begin

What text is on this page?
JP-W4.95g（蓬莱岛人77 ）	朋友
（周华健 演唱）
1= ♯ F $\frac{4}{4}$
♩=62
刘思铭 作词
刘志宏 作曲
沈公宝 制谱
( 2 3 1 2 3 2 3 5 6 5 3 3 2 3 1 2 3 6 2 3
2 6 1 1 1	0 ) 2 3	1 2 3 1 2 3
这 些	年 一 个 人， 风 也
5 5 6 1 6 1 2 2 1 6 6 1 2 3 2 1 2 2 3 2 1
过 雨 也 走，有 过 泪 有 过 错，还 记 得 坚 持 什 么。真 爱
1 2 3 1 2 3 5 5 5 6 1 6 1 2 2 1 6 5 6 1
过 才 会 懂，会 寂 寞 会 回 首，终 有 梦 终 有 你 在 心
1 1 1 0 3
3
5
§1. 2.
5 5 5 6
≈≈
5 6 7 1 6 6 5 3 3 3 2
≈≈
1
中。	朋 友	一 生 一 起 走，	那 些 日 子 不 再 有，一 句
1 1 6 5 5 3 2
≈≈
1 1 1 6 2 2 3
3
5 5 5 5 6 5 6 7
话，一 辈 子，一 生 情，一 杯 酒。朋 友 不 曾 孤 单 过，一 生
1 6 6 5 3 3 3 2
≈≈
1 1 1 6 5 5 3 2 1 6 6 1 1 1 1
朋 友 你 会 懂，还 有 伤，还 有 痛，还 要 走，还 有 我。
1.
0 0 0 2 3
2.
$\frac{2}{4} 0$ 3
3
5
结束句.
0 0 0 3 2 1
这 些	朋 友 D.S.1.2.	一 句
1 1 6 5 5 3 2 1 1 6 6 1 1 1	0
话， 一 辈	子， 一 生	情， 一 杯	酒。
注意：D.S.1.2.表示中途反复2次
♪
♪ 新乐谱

end

Return the material in full, exactly as shown.

What text is on this page?
JP-W4.95g（蓬莱岛人77 ）	朋友
（周华健 演唱）
1= ♯ F $\frac{4}{4}$
♩=62
刘思铭 作词
刘志宏 作曲
沈公宝 制谱
( 2 3 1 2 3 2 3 5 6 5 3 3 2 3 1 2 3 6 2 3
2 6 1 1 1	0 ) 2 3	1 2 3 1 2 3
这 些	年 一 个 人， 风 也
5 5 6 1 6 1 2 2 1 6 6 1 2 3 2 1 2 2 3 2 1
过 雨 也 走，有 过 泪 有 过 错，还 记 得 坚 持 什 么。真 爱
1 2 3 1 2 3 5 5 5 6 1 6 1 2 2 1 6 5 6 1
过 才 会 懂，会 寂 寞 会 回 首，终 有 梦 终 有 你 在 心
1 1 1 0 3
3
5
§1. 2.
5 5 5 6
≈≈
5 6 7 1 6 6 5 3 3 3 2
≈≈
1
中。	朋 友	一 生 一 起 走，	那 些 日 子 不 再 有，一 句
1 1 6 5 5 3 2
≈≈
1 1 1 6 2 2 3
3
5 5 5 5 6 5 6 7
话，一 辈 子，一 生 情，一 杯 酒。朋 友 不 曾 孤 单 过，一 生
1 6 6 5 3 3 3 2
≈≈
1 1 1 6 5 5 3 2 1 6 6 1 1 1 1
朋 友 你 会 懂，还 有 伤，还 有 痛，还 要 走，还 有 我。
1.
0 0 0 2 3
2.
$\frac{2}{4} 0$ 3
3
5
结束句.
0 0 0 3 2 1
这 些	朋 友 D.S.1.2.	一 句
1 1 6 5 5 3 2 1 1 6 6 1 1 1	0
话， 一 辈	子， 一 生	情， 一 杯	酒。
注意：D.S.1.2.表示中途反复2次
♪
♪ 新乐谱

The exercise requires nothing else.